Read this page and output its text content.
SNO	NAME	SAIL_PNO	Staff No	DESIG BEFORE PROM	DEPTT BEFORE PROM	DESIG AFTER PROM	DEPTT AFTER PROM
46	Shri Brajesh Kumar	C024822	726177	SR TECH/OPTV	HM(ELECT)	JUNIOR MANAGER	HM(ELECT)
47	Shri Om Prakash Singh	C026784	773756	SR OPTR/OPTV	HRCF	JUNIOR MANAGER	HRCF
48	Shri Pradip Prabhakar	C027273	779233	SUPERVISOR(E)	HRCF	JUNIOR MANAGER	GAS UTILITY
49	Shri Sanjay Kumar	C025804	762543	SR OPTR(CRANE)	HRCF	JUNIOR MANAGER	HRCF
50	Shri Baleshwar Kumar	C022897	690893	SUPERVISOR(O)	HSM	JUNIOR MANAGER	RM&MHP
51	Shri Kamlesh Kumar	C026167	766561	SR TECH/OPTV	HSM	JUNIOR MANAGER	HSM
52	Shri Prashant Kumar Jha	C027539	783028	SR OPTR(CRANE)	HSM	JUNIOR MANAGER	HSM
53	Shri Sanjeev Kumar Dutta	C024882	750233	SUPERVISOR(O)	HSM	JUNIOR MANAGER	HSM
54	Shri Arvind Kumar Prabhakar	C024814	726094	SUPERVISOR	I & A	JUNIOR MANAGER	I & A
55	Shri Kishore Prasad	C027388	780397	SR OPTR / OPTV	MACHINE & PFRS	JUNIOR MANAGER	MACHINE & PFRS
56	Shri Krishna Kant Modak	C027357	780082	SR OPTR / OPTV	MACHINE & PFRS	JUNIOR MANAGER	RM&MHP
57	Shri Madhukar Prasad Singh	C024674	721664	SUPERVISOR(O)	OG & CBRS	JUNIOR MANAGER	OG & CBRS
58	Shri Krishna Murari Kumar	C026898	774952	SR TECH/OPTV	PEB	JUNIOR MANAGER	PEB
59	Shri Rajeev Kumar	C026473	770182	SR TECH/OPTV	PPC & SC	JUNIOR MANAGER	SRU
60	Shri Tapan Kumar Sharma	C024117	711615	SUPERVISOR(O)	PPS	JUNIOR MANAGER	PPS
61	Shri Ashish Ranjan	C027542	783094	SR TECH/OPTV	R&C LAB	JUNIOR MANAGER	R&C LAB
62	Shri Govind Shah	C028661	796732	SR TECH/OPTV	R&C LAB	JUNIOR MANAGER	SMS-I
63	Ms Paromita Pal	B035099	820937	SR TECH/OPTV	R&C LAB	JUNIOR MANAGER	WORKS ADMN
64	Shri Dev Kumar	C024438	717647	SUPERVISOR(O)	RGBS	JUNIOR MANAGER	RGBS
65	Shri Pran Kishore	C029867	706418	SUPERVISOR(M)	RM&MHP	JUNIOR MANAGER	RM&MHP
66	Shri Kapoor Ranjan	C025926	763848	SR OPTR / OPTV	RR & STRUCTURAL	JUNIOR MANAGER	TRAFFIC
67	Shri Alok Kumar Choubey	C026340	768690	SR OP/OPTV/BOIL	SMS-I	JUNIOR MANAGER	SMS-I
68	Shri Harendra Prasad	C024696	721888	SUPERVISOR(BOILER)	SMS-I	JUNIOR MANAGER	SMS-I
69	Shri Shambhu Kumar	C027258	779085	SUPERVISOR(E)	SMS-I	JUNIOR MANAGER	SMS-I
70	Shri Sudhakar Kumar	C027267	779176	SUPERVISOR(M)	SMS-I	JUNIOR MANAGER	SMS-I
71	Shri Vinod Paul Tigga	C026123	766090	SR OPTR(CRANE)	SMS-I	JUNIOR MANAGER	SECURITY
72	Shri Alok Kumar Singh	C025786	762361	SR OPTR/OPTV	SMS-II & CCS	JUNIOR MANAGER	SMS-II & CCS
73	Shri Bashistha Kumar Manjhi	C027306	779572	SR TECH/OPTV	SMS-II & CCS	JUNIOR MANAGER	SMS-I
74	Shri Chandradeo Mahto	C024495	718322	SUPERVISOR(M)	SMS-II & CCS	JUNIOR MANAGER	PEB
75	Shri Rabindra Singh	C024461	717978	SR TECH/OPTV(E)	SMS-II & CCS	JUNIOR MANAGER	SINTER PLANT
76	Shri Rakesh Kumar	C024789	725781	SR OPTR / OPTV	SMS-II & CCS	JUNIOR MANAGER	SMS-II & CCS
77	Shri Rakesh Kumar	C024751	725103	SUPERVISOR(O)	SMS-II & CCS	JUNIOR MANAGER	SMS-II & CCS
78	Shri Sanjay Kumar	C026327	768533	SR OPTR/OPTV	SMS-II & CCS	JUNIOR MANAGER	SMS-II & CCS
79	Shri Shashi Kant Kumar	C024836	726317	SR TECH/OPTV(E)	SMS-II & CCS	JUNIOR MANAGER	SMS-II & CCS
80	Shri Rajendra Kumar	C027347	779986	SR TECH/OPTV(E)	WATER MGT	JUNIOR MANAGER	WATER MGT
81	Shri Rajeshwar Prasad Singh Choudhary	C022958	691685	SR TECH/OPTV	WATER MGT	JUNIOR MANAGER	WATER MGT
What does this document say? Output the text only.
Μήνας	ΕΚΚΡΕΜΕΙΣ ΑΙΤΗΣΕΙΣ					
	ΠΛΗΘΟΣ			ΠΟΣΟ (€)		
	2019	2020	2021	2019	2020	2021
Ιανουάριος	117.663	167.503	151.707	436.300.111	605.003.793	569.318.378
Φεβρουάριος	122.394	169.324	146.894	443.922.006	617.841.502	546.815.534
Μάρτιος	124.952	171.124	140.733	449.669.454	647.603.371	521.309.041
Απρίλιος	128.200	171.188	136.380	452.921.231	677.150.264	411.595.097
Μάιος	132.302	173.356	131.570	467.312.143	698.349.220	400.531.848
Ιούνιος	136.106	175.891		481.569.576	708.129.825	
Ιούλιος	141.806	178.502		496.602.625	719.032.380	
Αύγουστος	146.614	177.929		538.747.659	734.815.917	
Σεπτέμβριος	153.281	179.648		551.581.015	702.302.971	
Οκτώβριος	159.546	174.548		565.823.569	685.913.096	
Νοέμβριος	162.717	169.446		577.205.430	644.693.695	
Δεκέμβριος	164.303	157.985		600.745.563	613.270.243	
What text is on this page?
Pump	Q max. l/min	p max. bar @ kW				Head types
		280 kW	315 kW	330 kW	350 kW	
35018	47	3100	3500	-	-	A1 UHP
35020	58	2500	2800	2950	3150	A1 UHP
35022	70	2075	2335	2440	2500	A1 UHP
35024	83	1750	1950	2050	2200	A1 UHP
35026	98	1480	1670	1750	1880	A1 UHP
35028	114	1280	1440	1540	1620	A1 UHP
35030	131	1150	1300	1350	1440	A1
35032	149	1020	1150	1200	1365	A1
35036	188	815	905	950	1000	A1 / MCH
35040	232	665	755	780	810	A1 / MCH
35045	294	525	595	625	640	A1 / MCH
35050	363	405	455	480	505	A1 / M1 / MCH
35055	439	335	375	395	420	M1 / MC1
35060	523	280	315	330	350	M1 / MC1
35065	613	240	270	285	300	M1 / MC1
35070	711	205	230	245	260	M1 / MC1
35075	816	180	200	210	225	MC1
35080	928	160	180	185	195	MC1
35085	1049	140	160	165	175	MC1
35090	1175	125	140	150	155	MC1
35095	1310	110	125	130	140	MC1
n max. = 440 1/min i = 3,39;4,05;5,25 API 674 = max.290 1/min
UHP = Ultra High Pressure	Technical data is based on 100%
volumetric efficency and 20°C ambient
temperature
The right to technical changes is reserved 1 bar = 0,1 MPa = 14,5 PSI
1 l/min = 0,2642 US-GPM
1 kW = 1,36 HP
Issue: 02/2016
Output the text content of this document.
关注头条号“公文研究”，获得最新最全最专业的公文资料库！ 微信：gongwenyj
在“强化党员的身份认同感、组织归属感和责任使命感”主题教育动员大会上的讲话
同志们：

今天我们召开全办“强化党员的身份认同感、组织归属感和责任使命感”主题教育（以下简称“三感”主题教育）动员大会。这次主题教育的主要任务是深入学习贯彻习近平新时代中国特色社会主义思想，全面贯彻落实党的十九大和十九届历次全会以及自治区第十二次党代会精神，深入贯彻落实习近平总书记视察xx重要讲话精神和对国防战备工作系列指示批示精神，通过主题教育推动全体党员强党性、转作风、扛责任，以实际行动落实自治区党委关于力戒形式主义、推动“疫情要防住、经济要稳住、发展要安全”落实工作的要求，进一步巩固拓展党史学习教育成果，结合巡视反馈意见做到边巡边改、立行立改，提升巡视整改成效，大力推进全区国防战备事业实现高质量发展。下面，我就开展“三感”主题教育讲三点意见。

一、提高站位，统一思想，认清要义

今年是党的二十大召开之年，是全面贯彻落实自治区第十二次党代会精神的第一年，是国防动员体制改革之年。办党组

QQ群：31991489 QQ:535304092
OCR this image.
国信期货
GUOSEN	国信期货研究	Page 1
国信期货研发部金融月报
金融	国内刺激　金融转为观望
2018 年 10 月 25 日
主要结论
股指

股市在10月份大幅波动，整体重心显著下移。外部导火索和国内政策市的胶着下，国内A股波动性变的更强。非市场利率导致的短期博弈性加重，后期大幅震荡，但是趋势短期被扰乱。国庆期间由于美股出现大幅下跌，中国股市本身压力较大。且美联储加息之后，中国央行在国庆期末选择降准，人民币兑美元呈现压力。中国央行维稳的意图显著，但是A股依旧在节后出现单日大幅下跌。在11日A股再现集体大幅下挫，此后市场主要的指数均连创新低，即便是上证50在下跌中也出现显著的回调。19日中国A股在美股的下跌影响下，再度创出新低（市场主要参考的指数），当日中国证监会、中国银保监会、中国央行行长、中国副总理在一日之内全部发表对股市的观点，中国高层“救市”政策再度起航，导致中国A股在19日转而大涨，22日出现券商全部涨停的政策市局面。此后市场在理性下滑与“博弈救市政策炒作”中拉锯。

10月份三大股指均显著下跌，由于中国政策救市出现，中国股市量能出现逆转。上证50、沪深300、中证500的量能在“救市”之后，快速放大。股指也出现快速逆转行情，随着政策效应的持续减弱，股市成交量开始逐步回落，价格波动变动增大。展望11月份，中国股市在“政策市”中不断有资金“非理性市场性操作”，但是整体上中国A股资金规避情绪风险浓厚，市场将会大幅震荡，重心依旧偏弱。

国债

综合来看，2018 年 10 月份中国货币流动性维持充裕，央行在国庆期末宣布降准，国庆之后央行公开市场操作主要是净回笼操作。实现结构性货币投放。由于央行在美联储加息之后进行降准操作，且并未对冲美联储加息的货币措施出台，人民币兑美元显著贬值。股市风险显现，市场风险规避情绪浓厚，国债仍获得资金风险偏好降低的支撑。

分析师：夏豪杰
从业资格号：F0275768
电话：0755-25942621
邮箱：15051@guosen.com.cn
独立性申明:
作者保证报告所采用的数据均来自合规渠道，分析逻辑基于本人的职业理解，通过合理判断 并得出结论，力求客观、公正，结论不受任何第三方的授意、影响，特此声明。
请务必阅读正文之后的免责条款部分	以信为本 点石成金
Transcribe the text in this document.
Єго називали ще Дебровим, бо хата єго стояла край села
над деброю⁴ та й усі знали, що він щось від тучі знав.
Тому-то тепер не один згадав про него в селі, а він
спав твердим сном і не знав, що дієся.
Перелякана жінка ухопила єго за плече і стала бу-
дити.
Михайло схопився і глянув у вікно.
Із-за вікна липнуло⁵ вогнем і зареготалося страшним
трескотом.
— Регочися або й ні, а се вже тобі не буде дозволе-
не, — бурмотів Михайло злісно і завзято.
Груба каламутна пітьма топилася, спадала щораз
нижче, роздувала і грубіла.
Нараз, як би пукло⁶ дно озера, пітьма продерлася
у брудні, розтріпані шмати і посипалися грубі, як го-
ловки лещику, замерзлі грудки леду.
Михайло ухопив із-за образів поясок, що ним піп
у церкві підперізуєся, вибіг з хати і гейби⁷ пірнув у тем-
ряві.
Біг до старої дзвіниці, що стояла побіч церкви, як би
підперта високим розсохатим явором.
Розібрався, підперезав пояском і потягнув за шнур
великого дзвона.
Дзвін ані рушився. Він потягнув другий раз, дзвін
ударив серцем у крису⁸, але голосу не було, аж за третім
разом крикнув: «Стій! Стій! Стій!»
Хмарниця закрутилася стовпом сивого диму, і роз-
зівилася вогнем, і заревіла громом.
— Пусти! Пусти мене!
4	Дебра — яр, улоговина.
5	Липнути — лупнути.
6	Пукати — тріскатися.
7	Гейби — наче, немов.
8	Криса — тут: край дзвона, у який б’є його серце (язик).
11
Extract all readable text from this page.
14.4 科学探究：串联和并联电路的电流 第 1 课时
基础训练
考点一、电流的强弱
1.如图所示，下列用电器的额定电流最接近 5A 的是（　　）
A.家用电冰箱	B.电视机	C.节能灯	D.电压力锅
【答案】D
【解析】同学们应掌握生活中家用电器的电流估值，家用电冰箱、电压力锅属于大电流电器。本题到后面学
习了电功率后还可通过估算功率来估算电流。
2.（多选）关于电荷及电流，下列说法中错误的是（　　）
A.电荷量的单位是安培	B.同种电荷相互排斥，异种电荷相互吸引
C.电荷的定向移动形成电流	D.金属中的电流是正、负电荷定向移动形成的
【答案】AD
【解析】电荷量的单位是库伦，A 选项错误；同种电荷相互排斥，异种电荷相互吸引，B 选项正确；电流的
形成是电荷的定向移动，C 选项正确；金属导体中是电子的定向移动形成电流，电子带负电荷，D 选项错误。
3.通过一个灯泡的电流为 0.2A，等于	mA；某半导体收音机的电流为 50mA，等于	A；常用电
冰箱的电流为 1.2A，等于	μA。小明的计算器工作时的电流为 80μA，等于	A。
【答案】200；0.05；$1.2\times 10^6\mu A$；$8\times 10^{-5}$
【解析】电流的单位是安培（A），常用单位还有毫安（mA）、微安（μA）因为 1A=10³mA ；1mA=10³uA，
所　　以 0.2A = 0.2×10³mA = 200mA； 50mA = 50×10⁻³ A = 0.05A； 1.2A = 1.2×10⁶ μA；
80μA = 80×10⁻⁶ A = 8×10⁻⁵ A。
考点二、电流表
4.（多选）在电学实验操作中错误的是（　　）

- [Given problem] Copy every line of the listing where the word "组织归属感和责任使命感" appears.

- [The completed task]
在“强化党员的身份认同感、组织归属感和责任使命感”主题教育动员大会上的讲话
今天我们召开全办“强化党员的身份认同感、组织归属感和责任使命感”主题教育（以下简称“三感”主题教育）动员大会。这次主题教育的主要任务是深入学习贯彻习近平新时代中国特色社会主义思想，全面贯彻落实党的十九大和十九届历次全会以及自治区第十二次党代会精神，深入贯彻落实习近平总书记视察xx重要讲话精神和对国防战备工作系列指示批示精神，通过主题教育推动全体党员强党性、转作风、扛责任，以实际行动落实自治区党委关于力戒形式主义、推动“疫情要防住、经济要稳住、发展要安全”落实工作的要求，进一步巩固拓展党史学习教育成果，结合巡视反馈意见做到边巡边改、立行立改，提升巡视整改成效，大力推进全区国防战备事业实现高质量发展。下面，我就开展“三感”主题教育讲三点意见。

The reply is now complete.